Take the entries below and reproduce them word for word.

Data entries:
## start
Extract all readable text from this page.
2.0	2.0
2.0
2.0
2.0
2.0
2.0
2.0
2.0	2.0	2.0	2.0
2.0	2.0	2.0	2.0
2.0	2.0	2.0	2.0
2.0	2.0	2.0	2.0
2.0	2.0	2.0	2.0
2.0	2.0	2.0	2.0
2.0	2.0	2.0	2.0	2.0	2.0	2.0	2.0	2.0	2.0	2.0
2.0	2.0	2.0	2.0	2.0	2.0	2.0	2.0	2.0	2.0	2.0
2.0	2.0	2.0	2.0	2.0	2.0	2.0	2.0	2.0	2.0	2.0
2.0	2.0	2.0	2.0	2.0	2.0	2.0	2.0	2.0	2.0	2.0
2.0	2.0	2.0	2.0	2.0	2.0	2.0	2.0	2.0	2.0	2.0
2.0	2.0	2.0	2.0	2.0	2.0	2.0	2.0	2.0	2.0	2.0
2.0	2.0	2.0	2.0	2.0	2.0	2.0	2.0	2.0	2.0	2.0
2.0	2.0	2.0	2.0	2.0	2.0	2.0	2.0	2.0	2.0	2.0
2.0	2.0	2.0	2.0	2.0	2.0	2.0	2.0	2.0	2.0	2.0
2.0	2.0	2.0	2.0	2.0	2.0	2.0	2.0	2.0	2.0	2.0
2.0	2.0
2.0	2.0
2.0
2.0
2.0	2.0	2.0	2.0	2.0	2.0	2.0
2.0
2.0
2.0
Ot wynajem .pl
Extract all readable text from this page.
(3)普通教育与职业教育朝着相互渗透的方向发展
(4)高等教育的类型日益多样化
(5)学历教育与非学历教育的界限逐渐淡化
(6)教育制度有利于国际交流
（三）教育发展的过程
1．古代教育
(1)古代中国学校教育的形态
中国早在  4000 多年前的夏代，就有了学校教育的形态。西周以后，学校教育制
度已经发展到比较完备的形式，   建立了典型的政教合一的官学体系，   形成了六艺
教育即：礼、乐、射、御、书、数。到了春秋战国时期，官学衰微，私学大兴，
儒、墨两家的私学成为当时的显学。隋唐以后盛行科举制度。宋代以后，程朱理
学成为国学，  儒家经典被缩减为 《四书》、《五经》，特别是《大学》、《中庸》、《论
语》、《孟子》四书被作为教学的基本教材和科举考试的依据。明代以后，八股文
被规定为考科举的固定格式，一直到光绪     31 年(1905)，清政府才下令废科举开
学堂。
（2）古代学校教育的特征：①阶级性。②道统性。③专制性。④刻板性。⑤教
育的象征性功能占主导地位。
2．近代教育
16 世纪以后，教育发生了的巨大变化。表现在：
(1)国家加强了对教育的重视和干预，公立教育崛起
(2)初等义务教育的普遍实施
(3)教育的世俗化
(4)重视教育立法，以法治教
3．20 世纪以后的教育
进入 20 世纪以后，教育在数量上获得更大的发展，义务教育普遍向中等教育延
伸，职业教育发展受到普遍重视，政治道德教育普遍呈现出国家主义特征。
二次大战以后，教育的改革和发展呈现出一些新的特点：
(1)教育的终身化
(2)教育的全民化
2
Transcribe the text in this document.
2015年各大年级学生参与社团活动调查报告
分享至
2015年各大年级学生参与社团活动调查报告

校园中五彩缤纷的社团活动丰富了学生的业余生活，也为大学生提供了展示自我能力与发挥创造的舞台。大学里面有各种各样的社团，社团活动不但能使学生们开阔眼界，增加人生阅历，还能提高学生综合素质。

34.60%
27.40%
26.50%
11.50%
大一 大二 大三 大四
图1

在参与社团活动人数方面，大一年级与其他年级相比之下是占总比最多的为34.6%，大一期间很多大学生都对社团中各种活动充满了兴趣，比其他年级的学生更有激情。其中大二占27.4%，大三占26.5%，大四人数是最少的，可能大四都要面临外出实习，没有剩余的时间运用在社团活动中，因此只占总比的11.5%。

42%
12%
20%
## end
=== TASK RESULT ===
Extract all readable text from this page.
2.0	2.0
2.0
2.0
2.0
2.0
2.0
2.0
2.0	2.0	2.0	2.0
2.0	2.0	2.0	2.0
2.0	2.0	2.0	2.0
2.0	2.0	2.0	2.0
2.0	2.0	2.0	2.0
2.0	2.0	2.0	2.0
2.0	2.0	2.0	2.0	2.0	2.0	2.0	2.0	2.0	2.0	2.0
2.0	2.0	2.0	2.0	2.0	2.0	2.0	2.0	2.0	2.0	2.0
2.0	2.0	2.0	2.0	2.0	2.0	2.0	2.0	2.0	2.0	2.0
2.0	2.0	2.0	2.0	2.0	2.0	2.0	2.0	2.0	2.0	2.0
2.0	2.0	2.0	2.0	2.0	2.0	2.0	2.0	2.0	2.0	2.0
2.0	2.0	2.0	2.0	2.0	2.0	2.0	2.0	2.0	2.0	2.0
2.0	2.0	2.0	2.0	2.0	2.0	2.0	2.0	2.0	2.0	2.0
2.0	2.0	2.0	2.0	2.0	2.0	2.0	2.0	2.0	2.0	2.0
2.0	2.0	2.0	2.0	2.0	2.0	2.0	2.0	2.0	2.0	2.0
2.0	2.0	2.0	2.0	2.0	2.0	2.0	2.0	2.0	2.0	2.0
2.0	2.0
2.0	2.0
2.0
2.0
2.0	2.0	2.0	2.0	2.0	2.0	2.0
2.0
2.0
2.0
Ot wynajem .pl
Extract all readable text from this page.
(3)普通教育与职业教育朝着相互渗透的方向发展
(4)高等教育的类型日益多样化
(5)学历教育与非学历教育的界限逐渐淡化
(6)教育制度有利于国际交流
（三）教育发展的过程
1．古代教育
(1)古代中国学校教育的形态
中国早在  4000 多年前的夏代，就有了学校教育的形态。西周以后，学校教育制
度已经发展到比较完备的形式，   建立了典型的政教合一的官学体系，   形成了六艺
教育即：礼、乐、射、御、书、数。到了春秋战国时期，官学衰微，私学大兴，
儒、墨两家的私学成为当时的显学。隋唐以后盛行科举制度。宋代以后，程朱理
学成为国学，  儒家经典被缩减为 《四书》、《五经》，特别是《大学》、《中庸》、《论
语》、《孟子》四书被作为教学的基本教材和科举考试的依据。明代以后，八股文
被规定为考科举的固定格式，一直到光绪     31 年(1905)，清政府才下令废科举开
学堂。
（2）古代学校教育的特征：①阶级性。②道统性。③专制性。④刻板性。⑤教
育的象征性功能占主导地位。
2．近代教育
16 世纪以后，教育发生了的巨大变化。表现在：
(1)国家加强了对教育的重视和干预，公立教育崛起
(2)初等义务教育的普遍实施
(3)教育的世俗化
(4)重视教育立法，以法治教
3．20 世纪以后的教育
进入 20 世纪以后，教育在数量上获得更大的发展，义务教育普遍向中等教育延
伸，职业教育发展受到普遍重视，政治道德教育普遍呈现出国家主义特征。
二次大战以后，教育的改革和发展呈现出一些新的特点：
(1)教育的终身化
(2)教育的全民化
2
Transcribe the text in this document.
2015年各大年级学生参与社团活动调查报告
分享至
2015年各大年级学生参与社团活动调查报告

校园中五彩缤纷的社团活动丰富了学生的业余生活，也为大学生提供了展示自我能力与发挥创造的舞台。大学里面有各种各样的社团，社团活动不但能使学生们开阔眼界，增加人生阅历，还能提高学生综合素质。

34.60%
27.40%
26.50%
11.50%
大一 大二 大三 大四
图1

在参与社团活动人数方面，大一年级与其他年级相比之下是占总比最多的为34.6%，大一期间很多大学生都对社团中各种活动充满了兴趣，比其他年级的学生更有激情。其中大二占27.4%，大三占26.5%，大四人数是最少的，可能大四都要面临外出实习，没有剩余的时间运用在社团活动中，因此只占总比的11.5%。

42%
12%
20%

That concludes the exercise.